▸ **What you have to do**: Return all of the data exactly, with nothing left out but the pictures.

▸ **Provided material**:
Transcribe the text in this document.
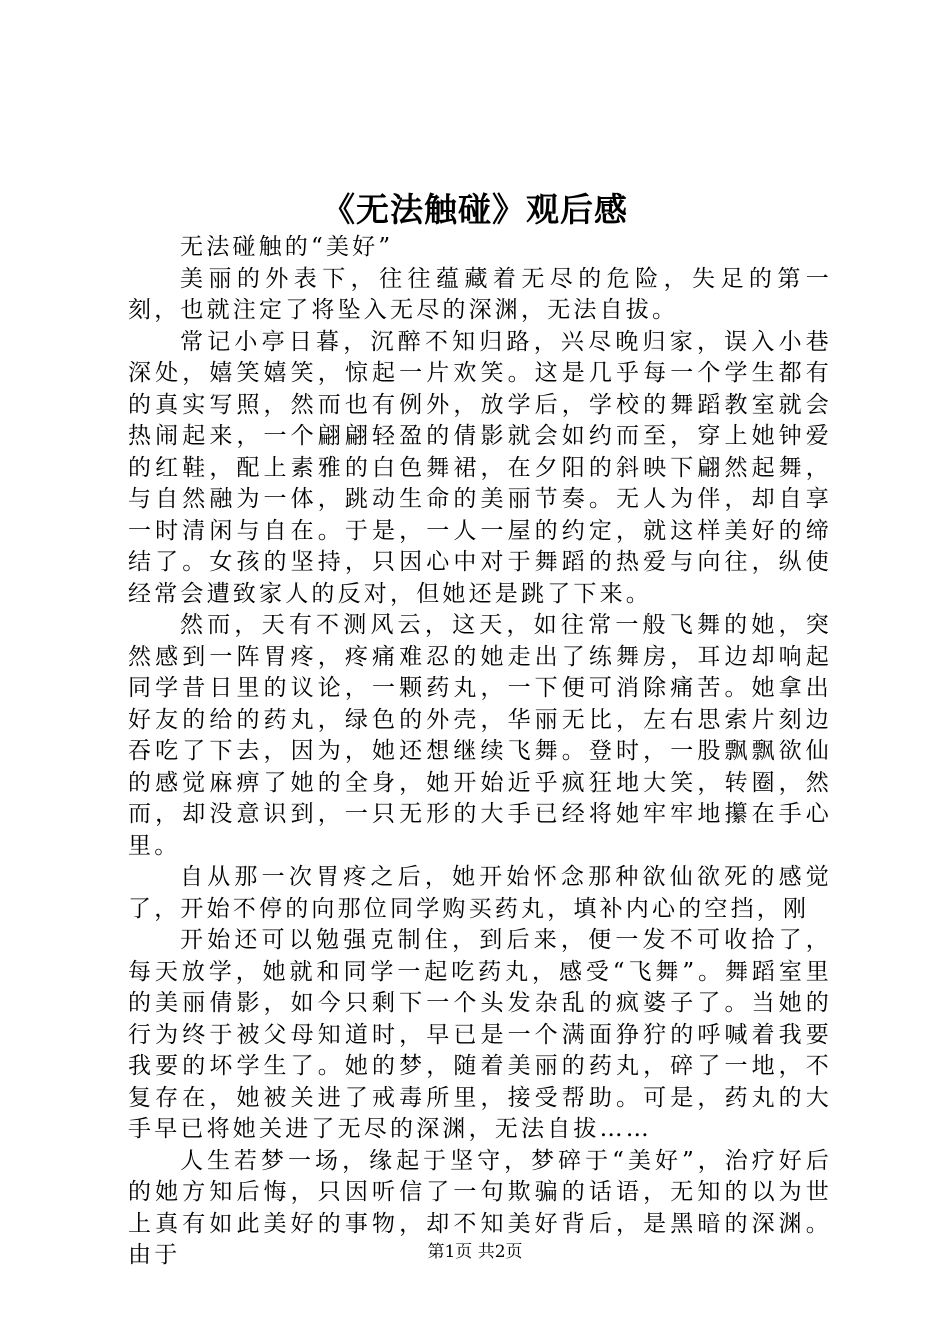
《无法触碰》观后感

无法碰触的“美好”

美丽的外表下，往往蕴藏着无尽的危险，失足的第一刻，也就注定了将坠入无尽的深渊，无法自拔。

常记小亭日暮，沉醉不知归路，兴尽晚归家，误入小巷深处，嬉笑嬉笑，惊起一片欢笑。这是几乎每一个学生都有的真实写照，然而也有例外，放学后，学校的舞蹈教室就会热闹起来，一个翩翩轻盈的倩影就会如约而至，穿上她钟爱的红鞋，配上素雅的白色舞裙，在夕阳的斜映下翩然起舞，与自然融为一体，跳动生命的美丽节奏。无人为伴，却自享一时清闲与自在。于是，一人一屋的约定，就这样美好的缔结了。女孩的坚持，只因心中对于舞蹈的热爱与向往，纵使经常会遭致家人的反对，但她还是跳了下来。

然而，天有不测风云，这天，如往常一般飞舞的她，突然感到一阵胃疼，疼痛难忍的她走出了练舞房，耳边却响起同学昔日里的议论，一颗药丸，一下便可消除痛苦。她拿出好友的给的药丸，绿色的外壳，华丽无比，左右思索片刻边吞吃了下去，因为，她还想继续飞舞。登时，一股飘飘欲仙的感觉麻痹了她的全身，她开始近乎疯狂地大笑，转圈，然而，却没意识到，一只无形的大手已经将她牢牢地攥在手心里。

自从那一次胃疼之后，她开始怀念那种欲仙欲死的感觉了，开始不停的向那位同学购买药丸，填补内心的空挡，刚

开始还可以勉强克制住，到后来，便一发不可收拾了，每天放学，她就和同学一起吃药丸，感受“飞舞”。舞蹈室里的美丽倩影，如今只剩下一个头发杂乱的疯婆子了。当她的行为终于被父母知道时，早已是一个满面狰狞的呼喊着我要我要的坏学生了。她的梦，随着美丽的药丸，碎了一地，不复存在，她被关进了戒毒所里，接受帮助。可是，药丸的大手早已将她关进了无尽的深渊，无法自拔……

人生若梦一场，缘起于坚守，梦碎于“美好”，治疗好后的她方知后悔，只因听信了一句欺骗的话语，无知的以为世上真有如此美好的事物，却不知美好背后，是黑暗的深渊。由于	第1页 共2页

▸ **Full answer**:
Transcribe the text in this document.
《无法触碰》观后感

无法碰触的“美好”

美丽的外表下，往往蕴藏着无尽的危险，失足的第一刻，也就注定了将坠入无尽的深渊，无法自拔。

常记小亭日暮，沉醉不知归路，兴尽晚归家，误入小巷深处，嬉笑嬉笑，惊起一片欢笑。这是几乎每一个学生都有的真实写照，然而也有例外，放学后，学校的舞蹈教室就会热闹起来，一个翩翩轻盈的倩影就会如约而至，穿上她钟爱的红鞋，配上素雅的白色舞裙，在夕阳的斜映下翩然起舞，与自然融为一体，跳动生命的美丽节奏。无人为伴，却自享一时清闲与自在。于是，一人一屋的约定，就这样美好的缔结了。女孩的坚持，只因心中对于舞蹈的热爱与向往，纵使经常会遭致家人的反对，但她还是跳了下来。

然而，天有不测风云，这天，如往常一般飞舞的她，突然感到一阵胃疼，疼痛难忍的她走出了练舞房，耳边却响起同学昔日里的议论，一颗药丸，一下便可消除痛苦。她拿出好友的给的药丸，绿色的外壳，华丽无比，左右思索片刻边吞吃了下去，因为，她还想继续飞舞。登时，一股飘飘欲仙的感觉麻痹了她的全身，她开始近乎疯狂地大笑，转圈，然而，却没意识到，一只无形的大手已经将她牢牢地攥在手心里。

自从那一次胃疼之后，她开始怀念那种欲仙欲死的感觉了，开始不停的向那位同学购买药丸，填补内心的空挡，刚

开始还可以勉强克制住，到后来，便一发不可收拾了，每天放学，她就和同学一起吃药丸，感受“飞舞”。舞蹈室里的美丽倩影，如今只剩下一个头发杂乱的疯婆子了。当她的行为终于被父母知道时，早已是一个满面狰狞的呼喊着我要我要的坏学生了。她的梦，随着美丽的药丸，碎了一地，不复存在，她被关进了戒毒所里，接受帮助。可是，药丸的大手早已将她关进了无尽的深渊，无法自拔……

人生若梦一场，缘起于坚守，梦碎于“美好”，治疗好后的她方知后悔，只因听信了一句欺骗的话语，无知的以为世上真有如此美好的事物，却不知美好背后，是黑暗的深渊。由于	第1页 共2页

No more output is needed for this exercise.